-- Start Source material --
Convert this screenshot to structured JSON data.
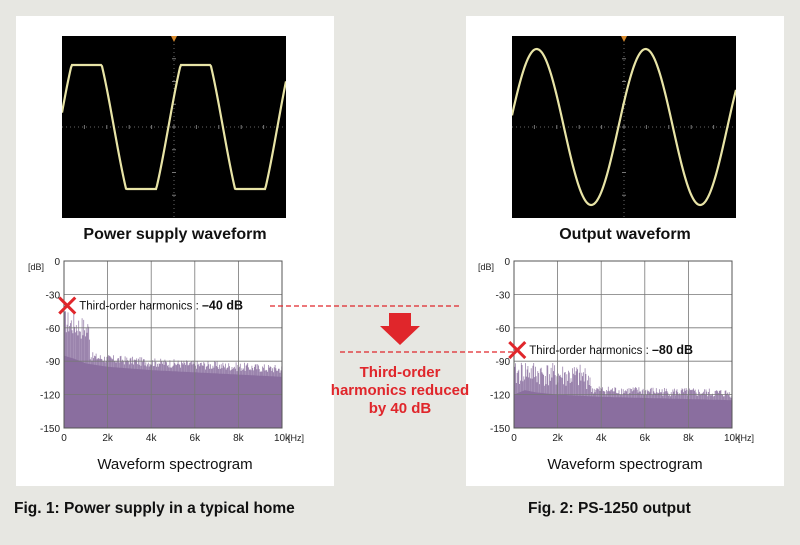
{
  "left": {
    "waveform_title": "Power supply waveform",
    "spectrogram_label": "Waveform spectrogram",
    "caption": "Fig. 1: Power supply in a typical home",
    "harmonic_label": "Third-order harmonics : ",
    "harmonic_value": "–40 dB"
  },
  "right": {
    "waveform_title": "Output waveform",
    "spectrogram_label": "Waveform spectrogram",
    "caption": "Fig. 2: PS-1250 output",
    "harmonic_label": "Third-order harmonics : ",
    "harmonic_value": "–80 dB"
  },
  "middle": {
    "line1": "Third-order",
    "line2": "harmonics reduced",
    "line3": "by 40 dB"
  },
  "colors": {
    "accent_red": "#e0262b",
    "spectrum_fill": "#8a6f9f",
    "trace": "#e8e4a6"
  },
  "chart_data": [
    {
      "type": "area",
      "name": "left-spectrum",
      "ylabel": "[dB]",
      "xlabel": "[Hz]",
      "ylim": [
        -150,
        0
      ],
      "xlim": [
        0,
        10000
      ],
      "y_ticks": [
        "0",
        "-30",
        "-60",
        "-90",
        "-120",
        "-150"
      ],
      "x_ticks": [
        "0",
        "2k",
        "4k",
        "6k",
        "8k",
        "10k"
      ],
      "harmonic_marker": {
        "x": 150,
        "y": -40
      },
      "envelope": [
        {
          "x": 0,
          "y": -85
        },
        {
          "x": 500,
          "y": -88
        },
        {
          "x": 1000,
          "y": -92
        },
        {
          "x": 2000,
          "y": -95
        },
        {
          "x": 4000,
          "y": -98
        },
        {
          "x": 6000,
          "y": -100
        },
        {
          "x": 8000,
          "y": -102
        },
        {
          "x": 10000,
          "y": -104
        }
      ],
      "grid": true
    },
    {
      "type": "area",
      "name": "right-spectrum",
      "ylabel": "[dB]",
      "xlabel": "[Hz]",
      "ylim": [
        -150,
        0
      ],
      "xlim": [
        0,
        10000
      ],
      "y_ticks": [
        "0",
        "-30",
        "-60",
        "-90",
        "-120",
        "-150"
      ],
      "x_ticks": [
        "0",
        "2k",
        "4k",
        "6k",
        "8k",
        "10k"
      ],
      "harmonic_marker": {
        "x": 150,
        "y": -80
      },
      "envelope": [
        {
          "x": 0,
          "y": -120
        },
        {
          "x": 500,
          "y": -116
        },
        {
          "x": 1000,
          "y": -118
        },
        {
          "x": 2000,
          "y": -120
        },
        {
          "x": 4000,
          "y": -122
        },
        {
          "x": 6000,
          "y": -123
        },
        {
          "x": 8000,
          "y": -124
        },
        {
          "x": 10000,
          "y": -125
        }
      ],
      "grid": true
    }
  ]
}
-- End Source material --
*Written exercise*. Exclude the pictures and repeat every other part of the records word for word.

*Written reply*.
Convert this screenshot to structured JSON data.
{
  "left": {
    "waveform_title": "Power supply waveform",
    "spectrogram_label": "Waveform spectrogram",
    "caption": "Fig. 1: Power supply in a typical home",
    "harmonic_label": "Third-order harmonics : ",
    "harmonic_value": "–40 dB"
  },
  "right": {
    "waveform_title": "Output waveform",
    "spectrogram_label": "Waveform spectrogram",
    "caption": "Fig. 2: PS-1250 output",
    "harmonic_label": "Third-order harmonics : ",
    "harmonic_value": "–80 dB"
  },
  "middle": {
    "line1": "Third-order",
    "line2": "harmonics reduced",
    "line3": "by 40 dB"
  },
  "colors": {
    "accent_red": "#e0262b",
    "spectrum_fill": "#8a6f9f",
    "trace": "#e8e4a6"
  },
  "chart_data": [
    {
      "type": "area",
      "name": "left-spectrum",
      "ylabel": "[dB]",
      "xlabel": "[Hz]",
      "ylim": [
        -150,
        0
      ],
      "xlim": [
        0,
        10000
      ],
      "y_ticks": [
        "0",
        "-30",
        "-60",
        "-90",
        "-120",
        "-150"
      ],
      "x_ticks": [
        "0",
        "2k",
        "4k",
        "6k",
        "8k",
        "10k"
      ],
      "harmonic_marker": {
        "x": 150,
        "y": -40
      },
      "envelope": [
        {
          "x": 0,
          "y": -85
        },
        {
          "x": 500,
          "y": -88
        },
        {
          "x": 1000,
          "y": -92
        },
        {
          "x": 2000,
          "y": -95
        },
        {
          "x": 4000,
          "y": -98
        },
        {
          "x": 6000,
          "y": -100
        },
        {
          "x": 8000,
          "y": -102
        },
        {
          "x": 10000,
          "y": -104
        }
      ],
      "grid": true
    },
    {
      "type": "area",
      "name": "right-spectrum",
      "ylabel": "[dB]",
      "xlabel": "[Hz]",
      "ylim": [
        -150,
        0
      ],
      "xlim": [
        0,
        10000
      ],
      "y_ticks": [
        "0",
        "-30",
        "-60",
        "-90",
        "-120",
        "-150"
      ],
      "x_ticks": [
        "0",
        "2k",
        "4k",
        "6k",
        "8k",
        "10k"
      ],
      "harmonic_marker": {
        "x": 150,
        "y": -80
      },
      "envelope": [
        {
          "x": 0,
          "y": -120
        },
        {
          "x": 500,
          "y": -116
        },
        {
          "x": 1000,
          "y": -118
        },
        {
          "x": 2000,
          "y": -120
        },
        {
          "x": 4000,
          "y": -122
        },
        {
          "x": 6000,
          "y": -123
        },
        {
          "x": 8000,
          "y": -124
        },
        {
          "x": 10000,
          "y": -125
        }
      ],
      "grid": true
    }
  ]
}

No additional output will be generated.